◆ **Work instructions**: Write out the records beneath this line exactly as they appear, minus any images.

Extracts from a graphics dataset
■ ■ ■ ■ ■

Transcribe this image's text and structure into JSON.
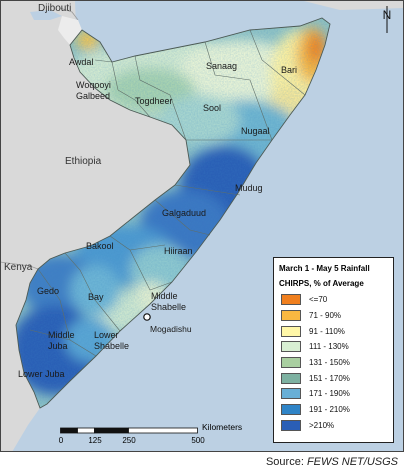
{
  "map": {
    "countries": [
      "Djibouti",
      "Ethiopia",
      "Kenya"
    ],
    "capital": "Mogadishu",
    "regions": [
      "Awdal",
      "Woqooyi Galbeed",
      "Togdheer",
      "Sanaag",
      "Bari",
      "Sool",
      "Nugaal",
      "Mudug",
      "Galgaduud",
      "Hiiraan",
      "Bakool",
      "Gedo",
      "Bay",
      "Middle Shabelle",
      "Lower Shabelle",
      "Middle Juba",
      "Lower Juba"
    ],
    "region_label_lines": {
      "woqooyi": [
        "Woqooyi",
        "Galbeed"
      ],
      "middle_shabelle": [
        "Middle",
        "Shabelle"
      ],
      "lower_shabelle": [
        "Lower",
        "Shabelle"
      ],
      "middle_juba": [
        "Middle",
        "Juba"
      ]
    }
  },
  "legend": {
    "title": "March 1 - May 5 Rainfall",
    "subtitle": "CHIRPS, % of Average",
    "classes": [
      {
        "label": "<=70",
        "color": "#f07f1e"
      },
      {
        "label": "71 - 90%",
        "color": "#f9b841"
      },
      {
        "label": "91 - 110%",
        "color": "#fff7a8"
      },
      {
        "label": "111 - 130%",
        "color": "#d8efd3"
      },
      {
        "label": "131 - 150%",
        "color": "#a9cfa0"
      },
      {
        "label": "151 - 170%",
        "color": "#7db1a1"
      },
      {
        "label": "171 - 190%",
        "color": "#68afd6"
      },
      {
        "label": "191 - 210%",
        "color": "#2f84c7"
      },
      {
        "label": ">210%",
        "color": "#2a5eb6"
      }
    ]
  },
  "scale": {
    "ticks": [
      "0",
      "125",
      "250",
      "500"
    ],
    "unit": "Kilometers"
  },
  "north_arrow": "N",
  "source": {
    "prefix": "Source: ",
    "org": "FEWS NET/USGS"
  }
}
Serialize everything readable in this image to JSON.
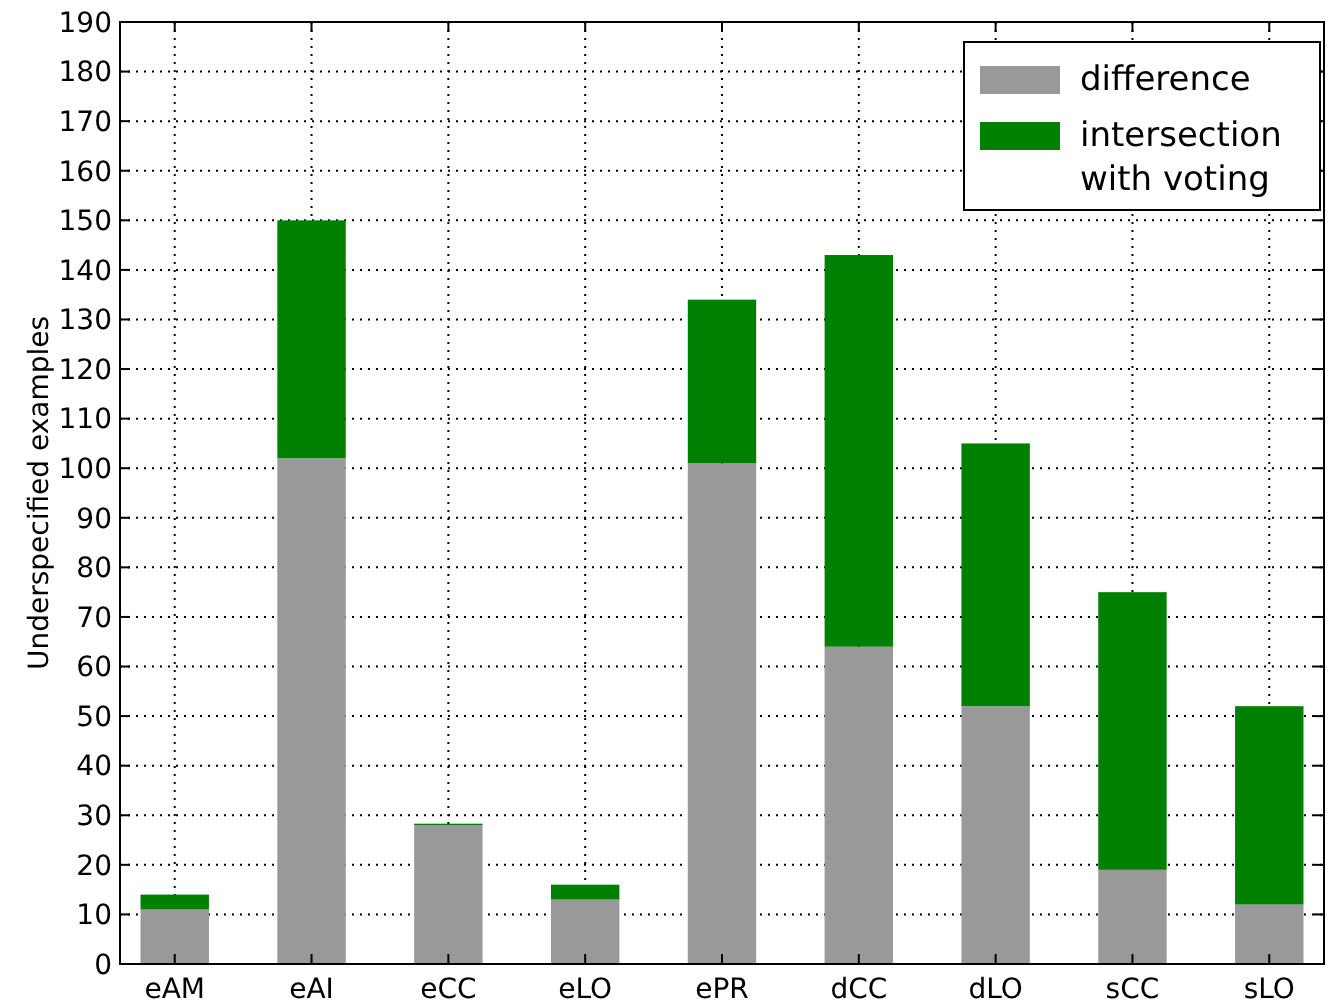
{
  "chart_data": {
    "type": "bar",
    "ylabel": "Underspecified examples",
    "categories": [
      "eAM",
      "eAI",
      "eCC",
      "eLO",
      "ePR",
      "dCC",
      "dLO",
      "sCC",
      "sLO"
    ],
    "stacked": true,
    "series": [
      {
        "name": "difference",
        "color": "#999999",
        "values": [
          11,
          102,
          28,
          13,
          101,
          64,
          52,
          19,
          12
        ]
      },
      {
        "name": "intersection\nwith voting",
        "color": "#008000",
        "values": [
          3,
          48,
          0.3,
          3,
          33,
          79,
          53,
          56,
          40
        ]
      }
    ],
    "ylim": [
      0,
      190
    ],
    "yticks": [
      0,
      10,
      20,
      30,
      40,
      50,
      60,
      70,
      80,
      90,
      100,
      110,
      120,
      130,
      140,
      150,
      160,
      170,
      180,
      190
    ],
    "grid": true,
    "legend": "top right"
  }
}
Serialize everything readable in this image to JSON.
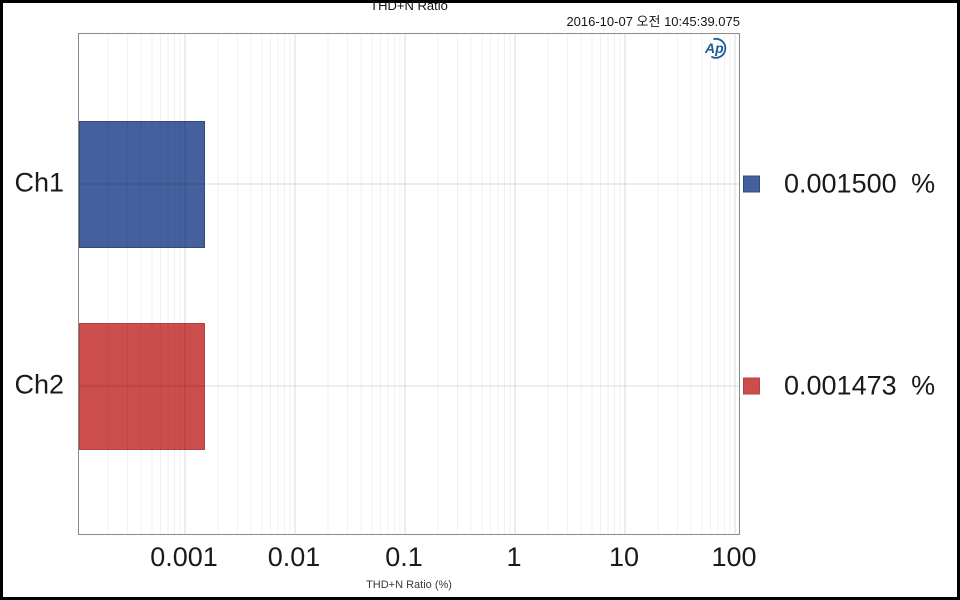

■ ■ ■ ■ ■

◆ **Exercise result**:
Transcribe this image's text and structure into JSON.
{
  "map": {
    "countries": [
      "Djibouti",
      "Ethiopia",
      "Kenya"
    ],
    "capital": "Mogadishu",
    "regions": [
      "Awdal",
      "Woqooyi Galbeed",
      "Togdheer",
      "Sanaag",
      "Bari",
      "Sool",
      "Nugaal",
      "Mudug",
      "Galgaduud",
      "Hiiraan",
      "Bakool",
      "Gedo",
      "Bay",
      "Middle Shabelle",
      "Lower Shabelle",
      "Middle Juba",
      "Lower Juba"
    ],
    "region_label_lines": {
      "woqooyi": [
        "Woqooyi",
        "Galbeed"
      ],
      "middle_shabelle": [
        "Middle",
        "Shabelle"
      ],
      "lower_shabelle": [
        "Lower",
        "Shabelle"
      ],
      "middle_juba": [
        "Middle",
        "Juba"
      ]
    }
  },
  "legend": {
    "title": "March 1 - May 5 Rainfall",
    "subtitle": "CHIRPS, % of Average",
    "classes": [
      {
        "label": "<=70",
        "color": "#f07f1e"
      },
      {
        "label": "71 - 90%",
        "color": "#f9b841"
      },
      {
        "label": "91 - 110%",
        "color": "#fff7a8"
      },
      {
        "label": "111 - 130%",
        "color": "#d8efd3"
      },
      {
        "label": "131 - 150%",
        "color": "#a9cfa0"
      },
      {
        "label": "151 - 170%",
        "color": "#7db1a1"
      },
      {
        "label": "171 - 190%",
        "color": "#68afd6"
      },
      {
        "label": "191 - 210%",
        "color": "#2f84c7"
      },
      {
        "label": ">210%",
        "color": "#2a5eb6"
      }
    ]
  },
  "scale": {
    "ticks": [
      "0",
      "125",
      "250",
      "500"
    ],
    "unit": "Kilometers"
  },
  "north_arrow": "N",
  "source": {
    "prefix": "Source: ",
    "org": "FEWS NET/USGS"
  }
}
Serialize everything readable in this image to JSON.
{
  "chart_data": {
    "type": "bar",
    "ylabel": "Underspecified examples",
    "categories": [
      "eAM",
      "eAI",
      "eCC",
      "eLO",
      "ePR",
      "dCC",
      "dLO",
      "sCC",
      "sLO"
    ],
    "stacked": true,
    "series": [
      {
        "name": "difference",
        "color": "#999999",
        "values": [
          11,
          102,
          28,
          13,
          101,
          64,
          52,
          19,
          12
        ]
      },
      {
        "name": "intersection\nwith voting",
        "color": "#008000",
        "values": [
          3,
          48,
          0.3,
          3,
          33,
          79,
          53,
          56,
          40
        ]
      }
    ],
    "ylim": [
      0,
      190
    ],
    "yticks": [
      0,
      10,
      20,
      30,
      40,
      50,
      60,
      70,
      80,
      90,
      100,
      110,
      120,
      130,
      140,
      150,
      160,
      170,
      180,
      190
    ],
    "grid": true,
    "legend": "top right"
  }
}
Serialize everything readable in this image to JSON.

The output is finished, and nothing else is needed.